Find each line with the word "Dhaka" and copy it.

--- start of Information shown ---

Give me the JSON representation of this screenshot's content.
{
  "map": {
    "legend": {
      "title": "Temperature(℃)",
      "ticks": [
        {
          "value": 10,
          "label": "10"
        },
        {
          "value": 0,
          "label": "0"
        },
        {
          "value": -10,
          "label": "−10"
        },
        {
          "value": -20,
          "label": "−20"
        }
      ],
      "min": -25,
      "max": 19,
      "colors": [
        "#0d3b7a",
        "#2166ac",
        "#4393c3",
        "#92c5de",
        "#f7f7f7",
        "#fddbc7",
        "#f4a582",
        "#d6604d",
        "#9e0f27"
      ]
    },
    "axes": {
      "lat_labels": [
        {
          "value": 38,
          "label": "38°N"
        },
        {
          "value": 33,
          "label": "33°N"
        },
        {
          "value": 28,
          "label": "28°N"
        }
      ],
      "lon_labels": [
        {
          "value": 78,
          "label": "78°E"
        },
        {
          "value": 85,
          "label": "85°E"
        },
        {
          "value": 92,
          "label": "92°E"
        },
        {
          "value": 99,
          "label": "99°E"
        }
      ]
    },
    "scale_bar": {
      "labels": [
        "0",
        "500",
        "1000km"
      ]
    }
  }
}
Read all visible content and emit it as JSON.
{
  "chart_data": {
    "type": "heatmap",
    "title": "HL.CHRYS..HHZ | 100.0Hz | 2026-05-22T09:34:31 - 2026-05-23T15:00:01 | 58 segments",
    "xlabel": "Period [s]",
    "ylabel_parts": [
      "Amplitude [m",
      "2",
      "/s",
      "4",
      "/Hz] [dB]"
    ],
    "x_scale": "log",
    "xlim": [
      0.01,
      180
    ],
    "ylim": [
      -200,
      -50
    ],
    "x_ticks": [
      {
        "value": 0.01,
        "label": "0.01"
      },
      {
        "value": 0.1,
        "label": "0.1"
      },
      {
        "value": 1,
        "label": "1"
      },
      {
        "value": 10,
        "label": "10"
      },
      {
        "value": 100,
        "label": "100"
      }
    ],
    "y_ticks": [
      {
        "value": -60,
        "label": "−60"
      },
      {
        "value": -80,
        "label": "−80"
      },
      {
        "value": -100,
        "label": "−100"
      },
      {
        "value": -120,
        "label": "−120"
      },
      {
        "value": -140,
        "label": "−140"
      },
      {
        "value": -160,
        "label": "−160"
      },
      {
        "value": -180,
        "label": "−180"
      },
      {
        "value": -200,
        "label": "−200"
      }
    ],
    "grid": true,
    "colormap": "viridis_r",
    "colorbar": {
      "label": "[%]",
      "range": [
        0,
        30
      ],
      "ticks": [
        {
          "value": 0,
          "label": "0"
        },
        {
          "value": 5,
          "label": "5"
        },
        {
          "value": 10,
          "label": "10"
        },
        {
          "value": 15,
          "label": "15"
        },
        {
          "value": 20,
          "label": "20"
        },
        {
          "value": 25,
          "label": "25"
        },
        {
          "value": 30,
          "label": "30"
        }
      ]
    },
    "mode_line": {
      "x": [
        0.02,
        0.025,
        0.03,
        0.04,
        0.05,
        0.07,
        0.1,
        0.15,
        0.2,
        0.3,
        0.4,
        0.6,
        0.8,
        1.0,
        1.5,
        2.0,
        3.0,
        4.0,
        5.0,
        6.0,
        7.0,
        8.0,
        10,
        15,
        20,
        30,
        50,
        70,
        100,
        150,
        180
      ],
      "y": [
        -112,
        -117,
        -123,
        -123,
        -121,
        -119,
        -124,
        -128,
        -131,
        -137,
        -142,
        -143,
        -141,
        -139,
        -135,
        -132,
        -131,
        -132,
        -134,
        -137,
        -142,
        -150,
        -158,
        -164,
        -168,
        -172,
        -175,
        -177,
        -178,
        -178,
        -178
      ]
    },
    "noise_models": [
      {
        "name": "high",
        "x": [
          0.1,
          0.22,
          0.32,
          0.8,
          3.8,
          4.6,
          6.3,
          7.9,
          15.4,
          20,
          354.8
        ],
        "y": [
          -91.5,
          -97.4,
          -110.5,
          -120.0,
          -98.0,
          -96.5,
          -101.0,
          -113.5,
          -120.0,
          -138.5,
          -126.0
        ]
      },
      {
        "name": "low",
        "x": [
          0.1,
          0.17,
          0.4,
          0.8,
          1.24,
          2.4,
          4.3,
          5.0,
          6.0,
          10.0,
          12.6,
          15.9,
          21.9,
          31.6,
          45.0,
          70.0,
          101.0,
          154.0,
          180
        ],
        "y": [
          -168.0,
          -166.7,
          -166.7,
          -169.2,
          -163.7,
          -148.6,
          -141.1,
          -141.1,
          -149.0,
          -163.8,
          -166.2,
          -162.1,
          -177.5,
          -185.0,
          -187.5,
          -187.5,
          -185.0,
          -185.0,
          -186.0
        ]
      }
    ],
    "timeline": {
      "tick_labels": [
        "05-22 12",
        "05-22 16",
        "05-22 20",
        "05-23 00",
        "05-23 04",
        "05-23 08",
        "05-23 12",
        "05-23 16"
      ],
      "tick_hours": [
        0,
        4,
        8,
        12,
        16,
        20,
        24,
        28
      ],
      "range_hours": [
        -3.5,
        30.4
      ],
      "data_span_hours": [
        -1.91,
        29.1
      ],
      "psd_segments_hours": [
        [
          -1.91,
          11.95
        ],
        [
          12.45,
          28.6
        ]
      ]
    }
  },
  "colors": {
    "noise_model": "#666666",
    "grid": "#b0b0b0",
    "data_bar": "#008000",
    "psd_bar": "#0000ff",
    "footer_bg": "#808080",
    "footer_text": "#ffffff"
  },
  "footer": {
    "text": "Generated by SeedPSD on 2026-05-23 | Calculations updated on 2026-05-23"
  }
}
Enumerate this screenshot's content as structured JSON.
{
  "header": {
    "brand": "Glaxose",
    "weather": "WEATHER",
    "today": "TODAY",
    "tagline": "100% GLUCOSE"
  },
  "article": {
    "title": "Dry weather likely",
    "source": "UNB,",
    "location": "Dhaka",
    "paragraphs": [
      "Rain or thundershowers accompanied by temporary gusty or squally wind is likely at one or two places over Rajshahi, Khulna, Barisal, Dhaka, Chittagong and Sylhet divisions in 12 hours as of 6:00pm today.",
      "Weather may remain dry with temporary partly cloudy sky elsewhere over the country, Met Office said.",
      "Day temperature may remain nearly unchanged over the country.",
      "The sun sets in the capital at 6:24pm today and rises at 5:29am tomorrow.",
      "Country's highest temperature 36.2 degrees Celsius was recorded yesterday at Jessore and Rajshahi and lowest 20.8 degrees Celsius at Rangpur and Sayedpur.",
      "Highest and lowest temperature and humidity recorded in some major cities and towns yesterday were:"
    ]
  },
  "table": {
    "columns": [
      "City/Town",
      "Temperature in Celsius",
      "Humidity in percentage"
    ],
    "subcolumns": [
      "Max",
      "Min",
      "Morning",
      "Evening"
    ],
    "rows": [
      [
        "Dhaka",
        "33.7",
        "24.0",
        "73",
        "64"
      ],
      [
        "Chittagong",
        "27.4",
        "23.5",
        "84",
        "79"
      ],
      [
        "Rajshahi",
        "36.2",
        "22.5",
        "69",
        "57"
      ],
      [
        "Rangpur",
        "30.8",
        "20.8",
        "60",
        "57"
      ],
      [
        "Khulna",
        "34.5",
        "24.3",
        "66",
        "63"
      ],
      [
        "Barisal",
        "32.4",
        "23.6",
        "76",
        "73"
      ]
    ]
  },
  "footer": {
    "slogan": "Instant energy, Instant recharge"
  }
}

--- end of Information shown ---

> _Solution to this task_
    "location": "Dhaka",
      "Rain or thundershowers accompanied by temporary gusty or squally wind is likely at one or two places over Rajshahi, Khulna, Barisal, Dhaka, Chittagong and Sylhet divisions in 12 hours as of 6:00pm today.",
        "Dhaka",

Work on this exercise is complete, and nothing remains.